- [Stated goal] Copy out the complete listing, word for word.

- [Given information]
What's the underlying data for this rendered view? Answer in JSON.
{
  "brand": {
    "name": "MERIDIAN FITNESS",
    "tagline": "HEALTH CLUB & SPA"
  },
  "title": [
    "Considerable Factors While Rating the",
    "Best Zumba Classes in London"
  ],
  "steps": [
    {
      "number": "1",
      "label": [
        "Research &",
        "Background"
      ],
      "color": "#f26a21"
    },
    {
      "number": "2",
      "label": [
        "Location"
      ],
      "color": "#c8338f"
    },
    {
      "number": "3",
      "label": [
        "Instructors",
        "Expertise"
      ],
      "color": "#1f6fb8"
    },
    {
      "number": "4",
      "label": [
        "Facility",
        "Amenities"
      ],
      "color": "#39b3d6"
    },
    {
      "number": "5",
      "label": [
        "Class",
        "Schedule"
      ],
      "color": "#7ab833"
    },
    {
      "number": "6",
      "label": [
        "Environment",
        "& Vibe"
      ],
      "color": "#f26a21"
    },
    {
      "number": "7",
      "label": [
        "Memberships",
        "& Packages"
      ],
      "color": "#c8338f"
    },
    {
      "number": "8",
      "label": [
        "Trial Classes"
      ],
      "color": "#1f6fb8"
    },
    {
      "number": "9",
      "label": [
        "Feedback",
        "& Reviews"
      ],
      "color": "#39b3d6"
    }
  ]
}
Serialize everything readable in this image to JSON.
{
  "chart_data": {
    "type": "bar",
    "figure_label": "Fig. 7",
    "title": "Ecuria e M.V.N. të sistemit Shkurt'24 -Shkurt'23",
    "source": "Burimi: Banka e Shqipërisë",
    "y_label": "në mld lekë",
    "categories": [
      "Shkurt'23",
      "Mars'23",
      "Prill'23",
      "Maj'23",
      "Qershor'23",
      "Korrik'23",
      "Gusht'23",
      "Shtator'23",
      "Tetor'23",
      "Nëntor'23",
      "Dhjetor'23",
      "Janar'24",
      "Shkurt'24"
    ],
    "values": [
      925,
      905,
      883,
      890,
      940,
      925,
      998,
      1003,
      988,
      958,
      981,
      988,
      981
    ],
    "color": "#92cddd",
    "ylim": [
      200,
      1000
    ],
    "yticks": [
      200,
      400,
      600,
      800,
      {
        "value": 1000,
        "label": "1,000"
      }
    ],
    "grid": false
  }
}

- [Written answer]
What's the underlying data for this rendered view? Answer in JSON.
{
  "brand": {
    "name": "MERIDIAN FITNESS",
    "tagline": "HEALTH CLUB & SPA"
  },
  "title": [
    "Considerable Factors While Rating the",
    "Best Zumba Classes in London"
  ],
  "steps": [
    {
      "number": "1",
      "label": [
        "Research &",
        "Background"
      ],
      "color": "#f26a21"
    },
    {
      "number": "2",
      "label": [
        "Location"
      ],
      "color": "#c8338f"
    },
    {
      "number": "3",
      "label": [
        "Instructors",
        "Expertise"
      ],
      "color": "#1f6fb8"
    },
    {
      "number": "4",
      "label": [
        "Facility",
        "Amenities"
      ],
      "color": "#39b3d6"
    },
    {
      "number": "5",
      "label": [
        "Class",
        "Schedule"
      ],
      "color": "#7ab833"
    },
    {
      "number": "6",
      "label": [
        "Environment",
        "& Vibe"
      ],
      "color": "#f26a21"
    },
    {
      "number": "7",
      "label": [
        "Memberships",
        "& Packages"
      ],
      "color": "#c8338f"
    },
    {
      "number": "8",
      "label": [
        "Trial Classes"
      ],
      "color": "#1f6fb8"
    },
    {
      "number": "9",
      "label": [
        "Feedback",
        "& Reviews"
      ],
      "color": "#39b3d6"
    }
  ]
}
Serialize everything readable in this image to JSON.
{
  "chart_data": {
    "type": "bar",
    "figure_label": "Fig. 7",
    "title": "Ecuria e M.V.N. të sistemit Shkurt'24 -Shkurt'23",
    "source": "Burimi: Banka e Shqipërisë",
    "y_label": "në mld lekë",
    "categories": [
      "Shkurt'23",
      "Mars'23",
      "Prill'23",
      "Maj'23",
      "Qershor'23",
      "Korrik'23",
      "Gusht'23",
      "Shtator'23",
      "Tetor'23",
      "Nëntor'23",
      "Dhjetor'23",
      "Janar'24",
      "Shkurt'24"
    ],
    "values": [
      925,
      905,
      883,
      890,
      940,
      925,
      998,
      1003,
      988,
      958,
      981,
      988,
      981
    ],
    "color": "#92cddd",
    "ylim": [
      200,
      1000
    ],
    "yticks": [
      200,
      400,
      600,
      800,
      {
        "value": 1000,
        "label": "1,000"
      }
    ],
    "grid": false
  }
}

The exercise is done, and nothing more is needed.